## Provided information

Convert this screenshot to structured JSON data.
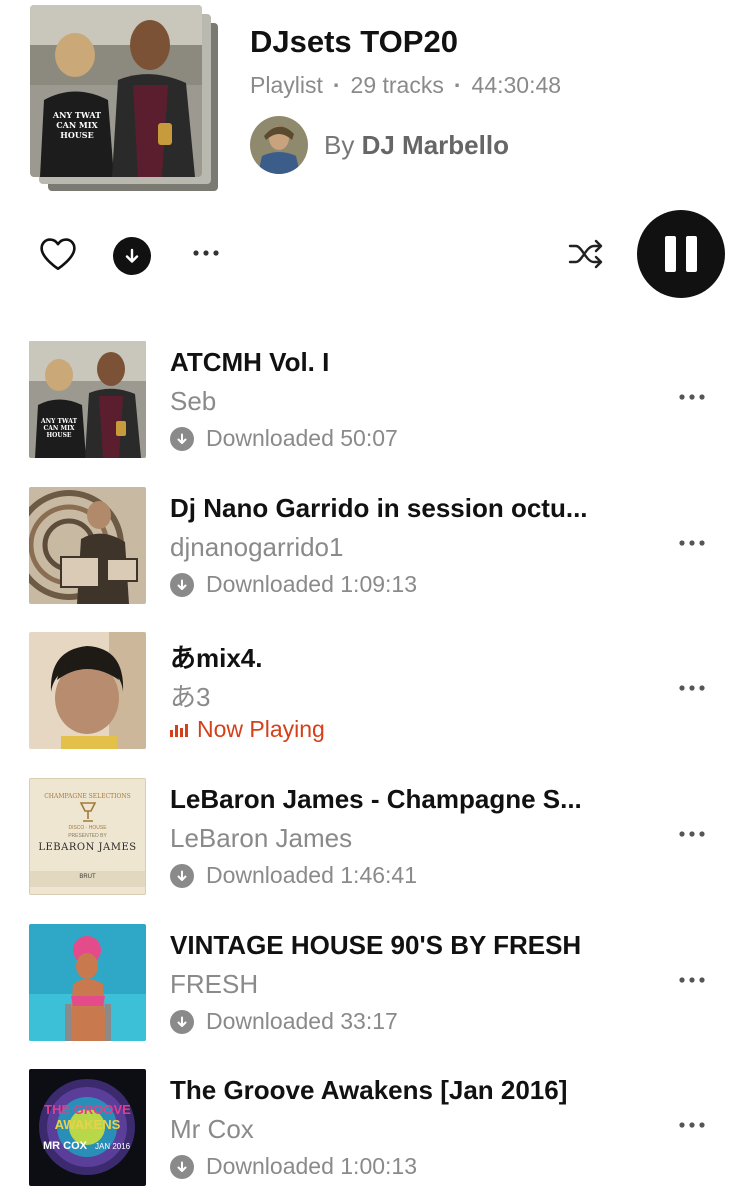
{
  "playlist": {
    "title": "DJsets TOP20",
    "type_label": "Playlist",
    "track_count": "29 tracks",
    "duration": "44:30:48",
    "by_label": "By",
    "owner": "DJ Marbello",
    "cover_text": [
      "ANY TWAT",
      "CAN MIX",
      "HOUSE"
    ]
  },
  "actions": {
    "like_icon": "heart-icon",
    "download_icon": "download-icon",
    "more_icon": "more-icon",
    "shuffle_icon": "shuffle-icon",
    "pause_icon": "pause-icon"
  },
  "colors": {
    "accent_playing": "#d4401a",
    "primary_text": "#111111",
    "secondary_text": "#8a8a8a"
  },
  "tracks": [
    {
      "title": "ATCMH Vol. I",
      "artist": "Seb",
      "status": "Downloaded",
      "duration": "50:07"
    },
    {
      "title": "Dj Nano Garrido in session octu...",
      "artist": "djnanogarrido1",
      "status": "Downloaded",
      "duration": "1:09:13"
    },
    {
      "title": "あmix4.",
      "artist": "あ3",
      "status": "Now Playing",
      "duration": ""
    },
    {
      "title": "LeBaron James - Champagne S...",
      "artist": "LeBaron James",
      "status": "Downloaded",
      "duration": "1:46:41",
      "art_text": [
        "CHAMPAGNE SELECTIONS",
        "DISCO · HOUSE",
        "PRESENTED BY",
        "LEBARON JAMES",
        "BRUT"
      ]
    },
    {
      "title": "VINTAGE HOUSE 90'S BY FRESH",
      "artist": "FRESH",
      "status": "Downloaded",
      "duration": "33:17"
    },
    {
      "title": "The Groove Awakens [Jan 2016]",
      "artist": "Mr Cox",
      "status": "Downloaded",
      "duration": "1:00:13",
      "art_text": [
        "THE GROOVE",
        "AWAKENS",
        "MR COX",
        "JAN 2016"
      ]
    }
  ]
}
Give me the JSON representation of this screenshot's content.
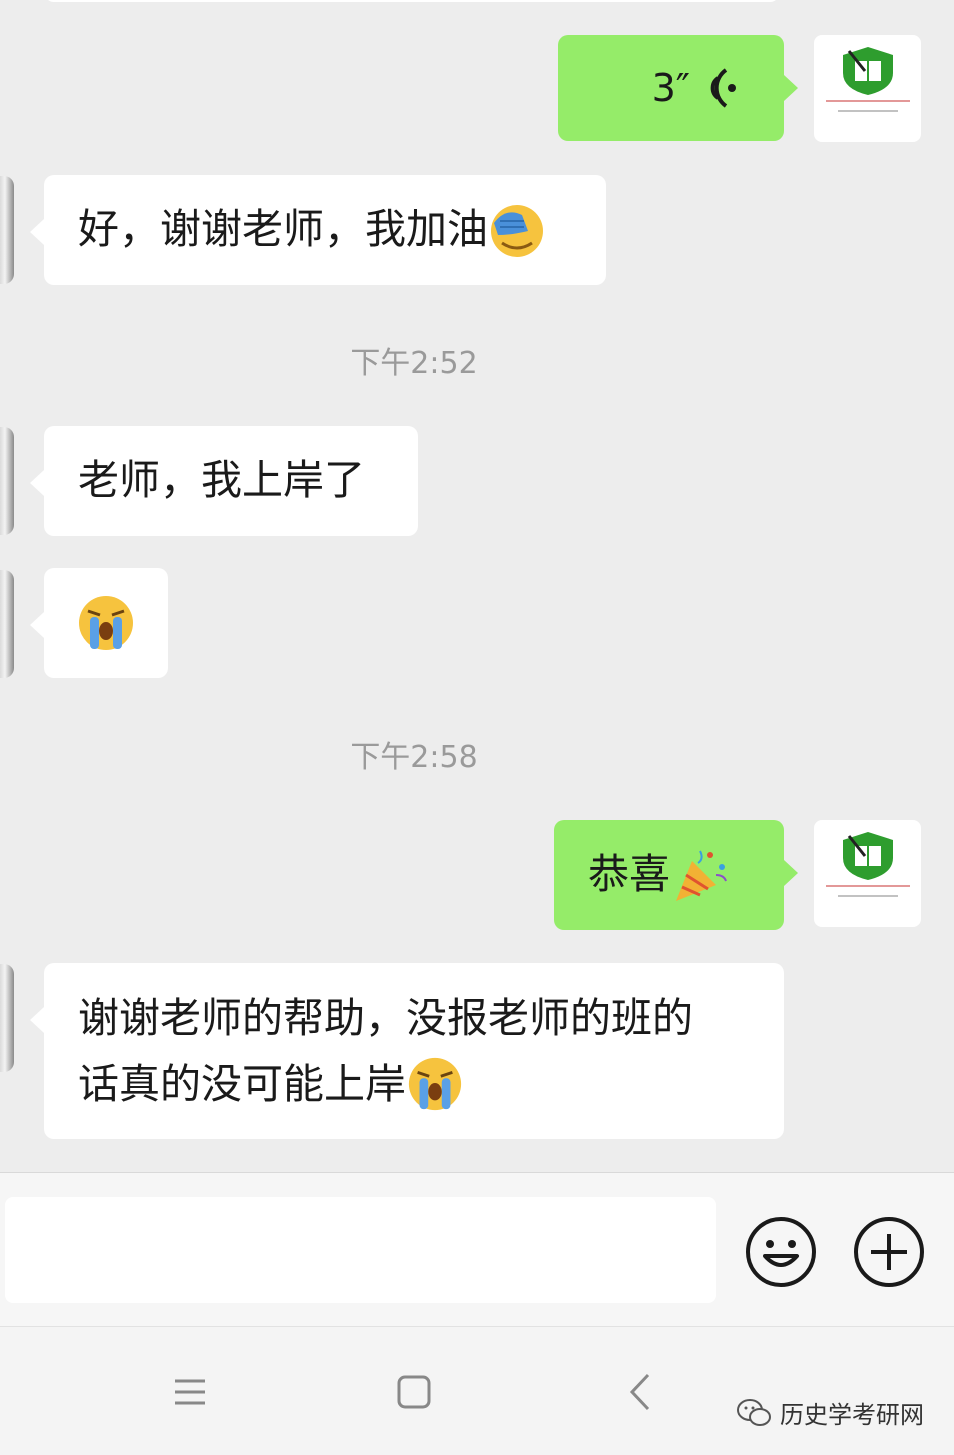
{
  "messages": {
    "voice": {
      "duration": "3″"
    },
    "m1": {
      "text": "好，谢谢老师，我加油"
    },
    "time1": "下午2:52",
    "m2": {
      "text": "老师，我上岸了"
    },
    "time2": "下午2:58",
    "m3": {
      "text": "恭喜"
    },
    "m4": {
      "line1": "谢谢老师的帮助，没报老师的班的",
      "line2": "话真的没可能上岸"
    }
  },
  "input": {
    "placeholder": ""
  },
  "watermark": {
    "text": "历史学考研网"
  },
  "colors": {
    "out_bubble": "#95ec69",
    "in_bubble": "#ffffff",
    "background": "#ededed",
    "logo_green": "#2e9d2e"
  },
  "icons": [
    "voice-wave-icon",
    "facepalm-emoji",
    "loudly-crying-emoji",
    "party-popper-emoji",
    "smiley-button-icon",
    "plus-button-icon",
    "menu-nav-icon",
    "home-nav-icon",
    "back-nav-icon",
    "wechat-logo-icon"
  ]
}
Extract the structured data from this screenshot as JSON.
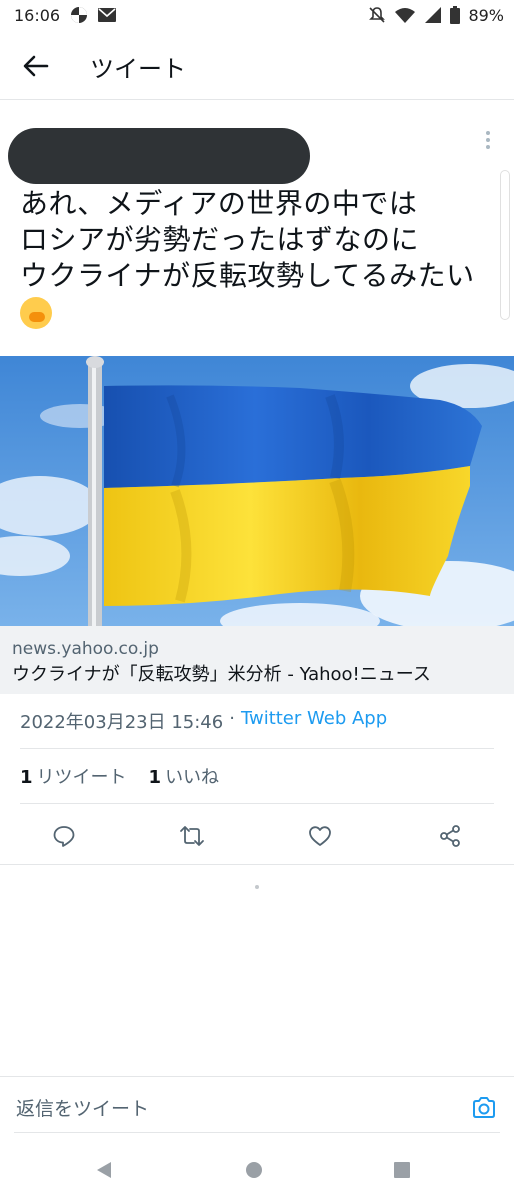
{
  "status_bar": {
    "time": "16:06",
    "battery": "89%"
  },
  "header": {
    "title": "ツイート"
  },
  "tweet": {
    "text": "あれ、メディアの世界の中では\nロシアが劣勢だったはずなのに\nウクライナが反転攻勢してるみたい",
    "emoji": "face-with-hand-over-mouth"
  },
  "card": {
    "domain": "news.yahoo.co.jp",
    "title": "ウクライナが「反転攻勢」米分析 - Yahoo!ニュース"
  },
  "timestamp": {
    "datetime": "2022年03月23日 15:46",
    "separator": "·",
    "client": "Twitter Web App"
  },
  "stats": {
    "retweets_count": "1",
    "retweets_label": "リツイート",
    "likes_count": "1",
    "likes_label": "いいね"
  },
  "reply": {
    "placeholder": "返信をツイート"
  },
  "colors": {
    "accent": "#1d9bf0",
    "flag_blue": "#1c5fc4",
    "flag_yellow": "#f6d21a"
  }
}
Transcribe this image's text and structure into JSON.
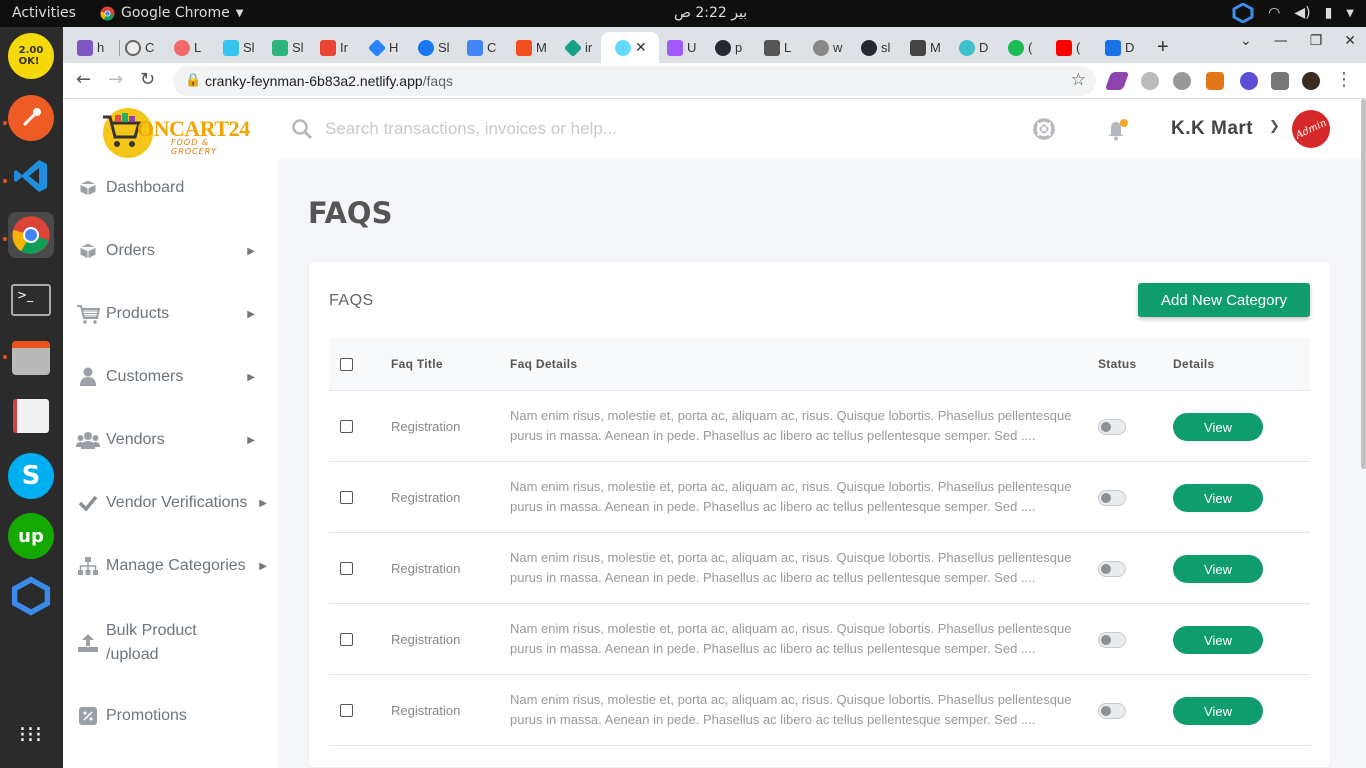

## Directive
The string "emoji" may appear in lines of the listing above; tally those lines and give the number only.

## Result
4